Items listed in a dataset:
* START *

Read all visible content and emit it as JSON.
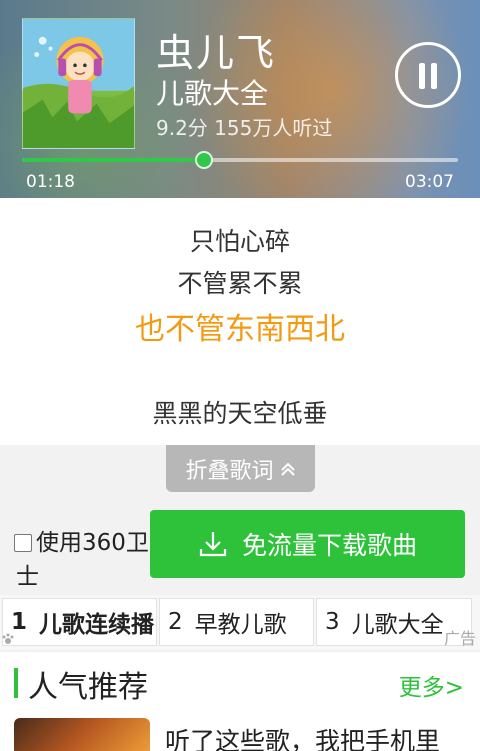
{
  "player": {
    "title": "虫儿飞",
    "album": "儿歌大全",
    "meta": "9.2分 155万人听过",
    "time_current": "01:18",
    "time_total": "03:07",
    "progress_fraction": 0.417,
    "accent_color": "#2fc84a"
  },
  "lyrics": {
    "lines": [
      "只怕心碎",
      "不管累不累",
      "也不管东南西北",
      "黑黑的天空低垂"
    ],
    "active_index": 2,
    "active_color": "#f39a13"
  },
  "fold_button": {
    "label": "折叠歌词",
    "icon": "chevron-up-icon"
  },
  "download": {
    "checkbox_label": "使用360卫",
    "checkbox_label_cont": "士",
    "checked": false,
    "button_label": "免流量下载歌曲",
    "button_icon": "download-icon",
    "button_color": "#2ec23b"
  },
  "ad": {
    "tabs": [
      {
        "num": "1",
        "label": "儿歌连续播"
      },
      {
        "num": "2",
        "label": "早教儿歌"
      },
      {
        "num": "3",
        "label": "儿歌大全"
      }
    ],
    "label": "广告"
  },
  "popular": {
    "title": "人气推荐",
    "more": "更多>",
    "items": [
      {
        "text": "听了这些歌，我把手机里"
      }
    ]
  }
}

* END *

Exercise requirements
Give the count of lines in the data above that hold the string "download", with no additional words.

Output for this task
2